→ Your goal
Extract the listing below in full, unchanged.

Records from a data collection
----

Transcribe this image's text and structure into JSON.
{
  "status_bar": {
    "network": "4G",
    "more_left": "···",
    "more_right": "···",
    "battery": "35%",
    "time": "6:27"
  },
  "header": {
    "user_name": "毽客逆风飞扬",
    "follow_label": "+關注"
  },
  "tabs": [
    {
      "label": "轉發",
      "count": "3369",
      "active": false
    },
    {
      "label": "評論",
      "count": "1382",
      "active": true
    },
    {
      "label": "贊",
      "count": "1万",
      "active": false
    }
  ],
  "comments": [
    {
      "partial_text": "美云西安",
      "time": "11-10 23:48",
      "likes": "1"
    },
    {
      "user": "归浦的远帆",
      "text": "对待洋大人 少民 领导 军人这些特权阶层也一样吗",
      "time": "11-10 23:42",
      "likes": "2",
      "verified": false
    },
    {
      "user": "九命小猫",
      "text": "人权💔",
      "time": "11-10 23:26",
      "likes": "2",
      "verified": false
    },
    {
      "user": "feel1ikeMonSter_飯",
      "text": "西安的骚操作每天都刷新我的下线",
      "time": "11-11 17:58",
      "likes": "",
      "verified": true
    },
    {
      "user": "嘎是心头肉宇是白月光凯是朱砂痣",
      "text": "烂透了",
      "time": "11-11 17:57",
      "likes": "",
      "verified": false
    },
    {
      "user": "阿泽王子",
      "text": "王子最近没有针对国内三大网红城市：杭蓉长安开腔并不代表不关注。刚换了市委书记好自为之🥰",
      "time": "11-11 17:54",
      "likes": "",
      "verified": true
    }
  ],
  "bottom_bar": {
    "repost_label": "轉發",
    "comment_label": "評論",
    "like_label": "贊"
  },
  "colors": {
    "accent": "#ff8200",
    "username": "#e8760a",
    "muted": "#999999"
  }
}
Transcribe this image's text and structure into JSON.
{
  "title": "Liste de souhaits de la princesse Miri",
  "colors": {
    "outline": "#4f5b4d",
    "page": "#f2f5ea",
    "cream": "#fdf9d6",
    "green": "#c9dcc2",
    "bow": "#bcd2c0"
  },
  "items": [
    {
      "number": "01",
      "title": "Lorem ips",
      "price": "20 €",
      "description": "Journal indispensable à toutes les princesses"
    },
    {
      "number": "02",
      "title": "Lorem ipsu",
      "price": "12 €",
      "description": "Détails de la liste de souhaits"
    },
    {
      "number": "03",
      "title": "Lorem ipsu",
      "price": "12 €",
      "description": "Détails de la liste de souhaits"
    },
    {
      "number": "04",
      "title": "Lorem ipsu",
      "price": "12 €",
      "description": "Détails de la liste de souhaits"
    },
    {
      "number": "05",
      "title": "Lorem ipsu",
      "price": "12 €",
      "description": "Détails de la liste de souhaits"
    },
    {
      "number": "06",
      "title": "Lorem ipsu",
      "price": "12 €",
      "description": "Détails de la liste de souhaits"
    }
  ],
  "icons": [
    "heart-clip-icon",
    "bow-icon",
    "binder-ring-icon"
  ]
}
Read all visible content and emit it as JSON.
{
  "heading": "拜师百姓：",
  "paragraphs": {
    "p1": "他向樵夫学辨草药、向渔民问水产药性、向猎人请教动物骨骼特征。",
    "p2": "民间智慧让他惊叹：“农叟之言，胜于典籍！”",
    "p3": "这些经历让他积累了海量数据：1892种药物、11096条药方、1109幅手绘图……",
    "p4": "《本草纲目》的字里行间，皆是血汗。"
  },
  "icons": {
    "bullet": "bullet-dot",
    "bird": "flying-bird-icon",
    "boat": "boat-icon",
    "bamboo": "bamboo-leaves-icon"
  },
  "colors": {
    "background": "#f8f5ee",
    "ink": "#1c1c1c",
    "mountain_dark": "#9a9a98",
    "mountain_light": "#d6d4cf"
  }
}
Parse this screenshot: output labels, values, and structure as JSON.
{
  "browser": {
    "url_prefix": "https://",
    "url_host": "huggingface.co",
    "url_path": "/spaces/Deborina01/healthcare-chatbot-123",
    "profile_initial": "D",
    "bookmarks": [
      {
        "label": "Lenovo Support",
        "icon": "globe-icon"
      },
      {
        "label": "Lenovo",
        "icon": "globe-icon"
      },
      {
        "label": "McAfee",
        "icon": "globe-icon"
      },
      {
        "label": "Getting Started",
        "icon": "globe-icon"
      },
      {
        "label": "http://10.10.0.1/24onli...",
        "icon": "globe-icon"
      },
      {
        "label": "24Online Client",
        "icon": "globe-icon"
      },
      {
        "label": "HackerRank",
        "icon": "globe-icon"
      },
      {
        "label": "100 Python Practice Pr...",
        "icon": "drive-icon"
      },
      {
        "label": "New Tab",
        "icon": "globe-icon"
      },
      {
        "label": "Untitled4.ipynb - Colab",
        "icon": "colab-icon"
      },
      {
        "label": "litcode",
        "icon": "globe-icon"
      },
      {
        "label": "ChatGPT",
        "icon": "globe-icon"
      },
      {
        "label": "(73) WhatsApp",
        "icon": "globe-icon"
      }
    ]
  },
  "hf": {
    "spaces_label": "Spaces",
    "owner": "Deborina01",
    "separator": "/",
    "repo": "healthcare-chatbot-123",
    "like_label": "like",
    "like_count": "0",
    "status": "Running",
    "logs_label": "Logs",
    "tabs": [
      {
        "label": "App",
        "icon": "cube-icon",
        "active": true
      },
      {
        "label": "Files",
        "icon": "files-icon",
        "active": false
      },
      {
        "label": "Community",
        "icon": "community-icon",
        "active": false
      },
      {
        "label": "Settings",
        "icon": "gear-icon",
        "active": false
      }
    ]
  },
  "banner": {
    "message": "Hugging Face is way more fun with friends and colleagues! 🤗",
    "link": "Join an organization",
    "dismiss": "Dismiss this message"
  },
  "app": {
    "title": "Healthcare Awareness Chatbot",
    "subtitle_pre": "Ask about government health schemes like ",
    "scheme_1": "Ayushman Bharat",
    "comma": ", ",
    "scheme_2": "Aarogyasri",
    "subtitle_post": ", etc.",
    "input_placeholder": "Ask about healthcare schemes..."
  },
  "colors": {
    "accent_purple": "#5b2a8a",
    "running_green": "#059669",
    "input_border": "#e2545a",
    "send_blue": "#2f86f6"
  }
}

----

→ Response
Transcribe this image's text and structure into JSON.
{
  "status_bar": {
    "network": "4G",
    "more_left": "···",
    "more_right": "···",
    "battery": "35%",
    "time": "6:27"
  },
  "header": {
    "user_name": "毽客逆风飞扬",
    "follow_label": "+關注"
  },
  "tabs": [
    {
      "label": "轉發",
      "count": "3369",
      "active": false
    },
    {
      "label": "評論",
      "count": "1382",
      "active": true
    },
    {
      "label": "贊",
      "count": "1万",
      "active": false
    }
  ],
  "comments": [
    {
      "partial_text": "美云西安",
      "time": "11-10 23:48",
      "likes": "1"
    },
    {
      "user": "归浦的远帆",
      "text": "对待洋大人 少民 领导 军人这些特权阶层也一样吗",
      "time": "11-10 23:42",
      "likes": "2",
      "verified": false
    },
    {
      "user": "九命小猫",
      "text": "人权💔",
      "time": "11-10 23:26",
      "likes": "2",
      "verified": false
    },
    {
      "user": "feel1ikeMonSter_飯",
      "text": "西安的骚操作每天都刷新我的下线",
      "time": "11-11 17:58",
      "likes": "",
      "verified": true
    },
    {
      "user": "嘎是心头肉宇是白月光凯是朱砂痣",
      "text": "烂透了",
      "time": "11-11 17:57",
      "likes": "",
      "verified": false
    },
    {
      "user": "阿泽王子",
      "text": "王子最近没有针对国内三大网红城市：杭蓉长安开腔并不代表不关注。刚换了市委书记好自为之🥰",
      "time": "11-11 17:54",
      "likes": "",
      "verified": true
    }
  ],
  "bottom_bar": {
    "repost_label": "轉發",
    "comment_label": "評論",
    "like_label": "贊"
  },
  "colors": {
    "accent": "#ff8200",
    "username": "#e8760a",
    "muted": "#999999"
  }
}
Transcribe this image's text and structure into JSON.
{
  "title": "Liste de souhaits de la princesse Miri",
  "colors": {
    "outline": "#4f5b4d",
    "page": "#f2f5ea",
    "cream": "#fdf9d6",
    "green": "#c9dcc2",
    "bow": "#bcd2c0"
  },
  "items": [
    {
      "number": "01",
      "title": "Lorem ips",
      "price": "20 €",
      "description": "Journal indispensable à toutes les princesses"
    },
    {
      "number": "02",
      "title": "Lorem ipsu",
      "price": "12 €",
      "description": "Détails de la liste de souhaits"
    },
    {
      "number": "03",
      "title": "Lorem ipsu",
      "price": "12 €",
      "description": "Détails de la liste de souhaits"
    },
    {
      "number": "04",
      "title": "Lorem ipsu",
      "price": "12 €",
      "description": "Détails de la liste de souhaits"
    },
    {
      "number": "05",
      "title": "Lorem ipsu",
      "price": "12 €",
      "description": "Détails de la liste de souhaits"
    },
    {
      "number": "06",
      "title": "Lorem ipsu",
      "price": "12 €",
      "description": "Détails de la liste de souhaits"
    }
  ],
  "icons": [
    "heart-clip-icon",
    "bow-icon",
    "binder-ring-icon"
  ]
}
Read all visible content and emit it as JSON.
{
  "heading": "拜师百姓：",
  "paragraphs": {
    "p1": "他向樵夫学辨草药、向渔民问水产药性、向猎人请教动物骨骼特征。",
    "p2": "民间智慧让他惊叹：“农叟之言，胜于典籍！”",
    "p3": "这些经历让他积累了海量数据：1892种药物、11096条药方、1109幅手绘图……",
    "p4": "《本草纲目》的字里行间，皆是血汗。"
  },
  "icons": {
    "bullet": "bullet-dot",
    "bird": "flying-bird-icon",
    "boat": "boat-icon",
    "bamboo": "bamboo-leaves-icon"
  },
  "colors": {
    "background": "#f8f5ee",
    "ink": "#1c1c1c",
    "mountain_dark": "#9a9a98",
    "mountain_light": "#d6d4cf"
  }
}
Parse this screenshot: output labels, values, and structure as JSON.
{
  "browser": {
    "url_prefix": "https://",
    "url_host": "huggingface.co",
    "url_path": "/spaces/Deborina01/healthcare-chatbot-123",
    "profile_initial": "D",
    "bookmarks": [
      {
        "label": "Lenovo Support",
        "icon": "globe-icon"
      },
      {
        "label": "Lenovo",
        "icon": "globe-icon"
      },
      {
        "label": "McAfee",
        "icon": "globe-icon"
      },
      {
        "label": "Getting Started",
        "icon": "globe-icon"
      },
      {
        "label": "http://10.10.0.1/24onli...",
        "icon": "globe-icon"
      },
      {
        "label": "24Online Client",
        "icon": "globe-icon"
      },
      {
        "label": "HackerRank",
        "icon": "globe-icon"
      },
      {
        "label": "100 Python Practice Pr...",
        "icon": "drive-icon"
      },
      {
        "label": "New Tab",
        "icon": "globe-icon"
      },
      {
        "label": "Untitled4.ipynb - Colab",
        "icon": "colab-icon"
      },
      {
        "label": "litcode",
        "icon": "globe-icon"
      },
      {
        "label": "ChatGPT",
        "icon": "globe-icon"
      },
      {
        "label": "(73) WhatsApp",
        "icon": "globe-icon"
      }
    ]
  },
  "hf": {
    "spaces_label": "Spaces",
    "owner": "Deborina01",
    "separator": "/",
    "repo": "healthcare-chatbot-123",
    "like_label": "like",
    "like_count": "0",
    "status": "Running",
    "logs_label": "Logs",
    "tabs": [
      {
        "label": "App",
        "icon": "cube-icon",
        "active": true
      },
      {
        "label": "Files",
        "icon": "files-icon",
        "active": false
      },
      {
        "label": "Community",
        "icon": "community-icon",
        "active": false
      },
      {
        "label": "Settings",
        "icon": "gear-icon",
        "active": false
      }
    ]
  },
  "banner": {
    "message": "Hugging Face is way more fun with friends and colleagues! 🤗",
    "link": "Join an organization",
    "dismiss": "Dismiss this message"
  },
  "app": {
    "title": "Healthcare Awareness Chatbot",
    "subtitle_pre": "Ask about government health schemes like ",
    "scheme_1": "Ayushman Bharat",
    "comma": ", ",
    "scheme_2": "Aarogyasri",
    "subtitle_post": ", etc.",
    "input_placeholder": "Ask about healthcare schemes..."
  },
  "colors": {
    "accent_purple": "#5b2a8a",
    "running_green": "#059669",
    "input_border": "#e2545a",
    "send_blue": "#2f86f6"
  }
}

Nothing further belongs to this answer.